▸ **DATASET EXTRACT**:
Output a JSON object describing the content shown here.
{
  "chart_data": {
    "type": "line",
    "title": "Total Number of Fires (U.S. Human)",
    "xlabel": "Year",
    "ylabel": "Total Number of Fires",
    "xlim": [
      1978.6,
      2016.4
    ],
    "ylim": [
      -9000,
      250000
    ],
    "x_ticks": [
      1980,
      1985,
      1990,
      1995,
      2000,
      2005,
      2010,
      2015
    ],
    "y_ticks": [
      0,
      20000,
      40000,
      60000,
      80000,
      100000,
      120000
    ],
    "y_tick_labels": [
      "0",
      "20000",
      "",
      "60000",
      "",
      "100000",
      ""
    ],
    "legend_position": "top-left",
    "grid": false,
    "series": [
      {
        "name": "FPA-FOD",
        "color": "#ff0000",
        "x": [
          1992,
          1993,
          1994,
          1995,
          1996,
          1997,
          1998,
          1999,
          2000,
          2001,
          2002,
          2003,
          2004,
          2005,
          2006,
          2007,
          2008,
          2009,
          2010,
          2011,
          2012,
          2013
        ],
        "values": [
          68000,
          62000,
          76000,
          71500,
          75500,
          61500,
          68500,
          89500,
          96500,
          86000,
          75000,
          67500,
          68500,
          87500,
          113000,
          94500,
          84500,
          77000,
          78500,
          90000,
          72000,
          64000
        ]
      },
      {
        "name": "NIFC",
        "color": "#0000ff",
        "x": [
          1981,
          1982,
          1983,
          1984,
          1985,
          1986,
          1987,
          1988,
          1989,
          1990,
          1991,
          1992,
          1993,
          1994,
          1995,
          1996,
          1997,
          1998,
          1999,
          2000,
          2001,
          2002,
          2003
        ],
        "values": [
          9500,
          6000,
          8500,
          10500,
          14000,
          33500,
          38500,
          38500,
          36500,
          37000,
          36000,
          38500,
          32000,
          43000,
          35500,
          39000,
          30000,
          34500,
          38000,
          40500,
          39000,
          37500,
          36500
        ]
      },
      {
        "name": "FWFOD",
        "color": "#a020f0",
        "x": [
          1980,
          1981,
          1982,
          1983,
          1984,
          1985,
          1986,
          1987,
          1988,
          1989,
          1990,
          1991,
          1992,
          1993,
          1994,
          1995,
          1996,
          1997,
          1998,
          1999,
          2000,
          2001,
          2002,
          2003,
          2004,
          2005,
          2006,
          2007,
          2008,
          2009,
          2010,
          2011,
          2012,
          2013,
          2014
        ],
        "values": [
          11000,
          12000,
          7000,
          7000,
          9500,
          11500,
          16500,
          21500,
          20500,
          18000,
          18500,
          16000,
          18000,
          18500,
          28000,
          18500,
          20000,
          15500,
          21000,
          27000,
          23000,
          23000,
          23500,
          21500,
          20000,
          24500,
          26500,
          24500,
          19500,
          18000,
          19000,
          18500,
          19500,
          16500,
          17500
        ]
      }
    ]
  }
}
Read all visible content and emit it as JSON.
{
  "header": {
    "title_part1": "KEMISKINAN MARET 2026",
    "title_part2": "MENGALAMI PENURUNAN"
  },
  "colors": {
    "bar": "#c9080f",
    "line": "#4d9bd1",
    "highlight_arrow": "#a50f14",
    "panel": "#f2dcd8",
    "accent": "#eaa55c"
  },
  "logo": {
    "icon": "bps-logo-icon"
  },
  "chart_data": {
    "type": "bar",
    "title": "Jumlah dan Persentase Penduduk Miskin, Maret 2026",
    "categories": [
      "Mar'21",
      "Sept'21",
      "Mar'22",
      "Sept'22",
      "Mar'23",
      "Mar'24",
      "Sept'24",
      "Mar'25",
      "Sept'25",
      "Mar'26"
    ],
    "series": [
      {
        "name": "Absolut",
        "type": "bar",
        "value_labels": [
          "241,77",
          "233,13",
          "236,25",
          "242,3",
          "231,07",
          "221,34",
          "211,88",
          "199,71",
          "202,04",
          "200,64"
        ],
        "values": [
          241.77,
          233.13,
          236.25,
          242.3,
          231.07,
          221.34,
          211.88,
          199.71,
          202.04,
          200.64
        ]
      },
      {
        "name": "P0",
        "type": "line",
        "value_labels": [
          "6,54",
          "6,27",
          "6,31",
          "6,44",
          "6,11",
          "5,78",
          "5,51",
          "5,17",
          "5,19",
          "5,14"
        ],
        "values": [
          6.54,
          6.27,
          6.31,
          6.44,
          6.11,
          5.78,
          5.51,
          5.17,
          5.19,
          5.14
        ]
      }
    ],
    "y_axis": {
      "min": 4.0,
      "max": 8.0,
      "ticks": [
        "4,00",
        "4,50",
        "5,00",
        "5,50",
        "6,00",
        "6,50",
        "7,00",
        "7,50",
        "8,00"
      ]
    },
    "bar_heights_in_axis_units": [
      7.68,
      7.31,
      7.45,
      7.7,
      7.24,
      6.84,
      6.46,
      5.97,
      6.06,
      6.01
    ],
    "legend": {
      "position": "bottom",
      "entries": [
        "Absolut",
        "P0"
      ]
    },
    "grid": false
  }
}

▸ **STATED PROBLEM**: Output all preceding records character for character.

▸ **THE SOLUTION**:
Output a JSON object describing the content shown here.
{
  "chart_data": {
    "type": "line",
    "title": "Total Number of Fires (U.S. Human)",
    "xlabel": "Year",
    "ylabel": "Total Number of Fires",
    "xlim": [
      1978.6,
      2016.4
    ],
    "ylim": [
      -9000,
      250000
    ],
    "x_ticks": [
      1980,
      1985,
      1990,
      1995,
      2000,
      2005,
      2010,
      2015
    ],
    "y_ticks": [
      0,
      20000,
      40000,
      60000,
      80000,
      100000,
      120000
    ],
    "y_tick_labels": [
      "0",
      "20000",
      "",
      "60000",
      "",
      "100000",
      ""
    ],
    "legend_position": "top-left",
    "grid": false,
    "series": [
      {
        "name": "FPA-FOD",
        "color": "#ff0000",
        "x": [
          1992,
          1993,
          1994,
          1995,
          1996,
          1997,
          1998,
          1999,
          2000,
          2001,
          2002,
          2003,
          2004,
          2005,
          2006,
          2007,
          2008,
          2009,
          2010,
          2011,
          2012,
          2013
        ],
        "values": [
          68000,
          62000,
          76000,
          71500,
          75500,
          61500,
          68500,
          89500,
          96500,
          86000,
          75000,
          67500,
          68500,
          87500,
          113000,
          94500,
          84500,
          77000,
          78500,
          90000,
          72000,
          64000
        ]
      },
      {
        "name": "NIFC",
        "color": "#0000ff",
        "x": [
          1981,
          1982,
          1983,
          1984,
          1985,
          1986,
          1987,
          1988,
          1989,
          1990,
          1991,
          1992,
          1993,
          1994,
          1995,
          1996,
          1997,
          1998,
          1999,
          2000,
          2001,
          2002,
          2003
        ],
        "values": [
          9500,
          6000,
          8500,
          10500,
          14000,
          33500,
          38500,
          38500,
          36500,
          37000,
          36000,
          38500,
          32000,
          43000,
          35500,
          39000,
          30000,
          34500,
          38000,
          40500,
          39000,
          37500,
          36500
        ]
      },
      {
        "name": "FWFOD",
        "color": "#a020f0",
        "x": [
          1980,
          1981,
          1982,
          1983,
          1984,
          1985,
          1986,
          1987,
          1988,
          1989,
          1990,
          1991,
          1992,
          1993,
          1994,
          1995,
          1996,
          1997,
          1998,
          1999,
          2000,
          2001,
          2002,
          2003,
          2004,
          2005,
          2006,
          2007,
          2008,
          2009,
          2010,
          2011,
          2012,
          2013,
          2014
        ],
        "values": [
          11000,
          12000,
          7000,
          7000,
          9500,
          11500,
          16500,
          21500,
          20500,
          18000,
          18500,
          16000,
          18000,
          18500,
          28000,
          18500,
          20000,
          15500,
          21000,
          27000,
          23000,
          23000,
          23500,
          21500,
          20000,
          24500,
          26500,
          24500,
          19500,
          18000,
          19000,
          18500,
          19500,
          16500,
          17500
        ]
      }
    ]
  }
}
Read all visible content and emit it as JSON.
{
  "header": {
    "title_part1": "KEMISKINAN MARET 2026",
    "title_part2": "MENGALAMI PENURUNAN"
  },
  "colors": {
    "bar": "#c9080f",
    "line": "#4d9bd1",
    "highlight_arrow": "#a50f14",
    "panel": "#f2dcd8",
    "accent": "#eaa55c"
  },
  "logo": {
    "icon": "bps-logo-icon"
  },
  "chart_data": {
    "type": "bar",
    "title": "Jumlah dan Persentase Penduduk Miskin, Maret 2026",
    "categories": [
      "Mar'21",
      "Sept'21",
      "Mar'22",
      "Sept'22",
      "Mar'23",
      "Mar'24",
      "Sept'24",
      "Mar'25",
      "Sept'25",
      "Mar'26"
    ],
    "series": [
      {
        "name": "Absolut",
        "type": "bar",
        "value_labels": [
          "241,77",
          "233,13",
          "236,25",
          "242,3",
          "231,07",
          "221,34",
          "211,88",
          "199,71",
          "202,04",
          "200,64"
        ],
        "values": [
          241.77,
          233.13,
          236.25,
          242.3,
          231.07,
          221.34,
          211.88,
          199.71,
          202.04,
          200.64
        ]
      },
      {
        "name": "P0",
        "type": "line",
        "value_labels": [
          "6,54",
          "6,27",
          "6,31",
          "6,44",
          "6,11",
          "5,78",
          "5,51",
          "5,17",
          "5,19",
          "5,14"
        ],
        "values": [
          6.54,
          6.27,
          6.31,
          6.44,
          6.11,
          5.78,
          5.51,
          5.17,
          5.19,
          5.14
        ]
      }
    ],
    "y_axis": {
      "min": 4.0,
      "max": 8.0,
      "ticks": [
        "4,00",
        "4,50",
        "5,00",
        "5,50",
        "6,00",
        "6,50",
        "7,00",
        "7,50",
        "8,00"
      ]
    },
    "bar_heights_in_axis_units": [
      7.68,
      7.31,
      7.45,
      7.7,
      7.24,
      6.84,
      6.46,
      5.97,
      6.06,
      6.01
    ],
    "legend": {
      "position": "bottom",
      "entries": [
        "Absolut",
        "P0"
      ]
    },
    "grid": false
  }
}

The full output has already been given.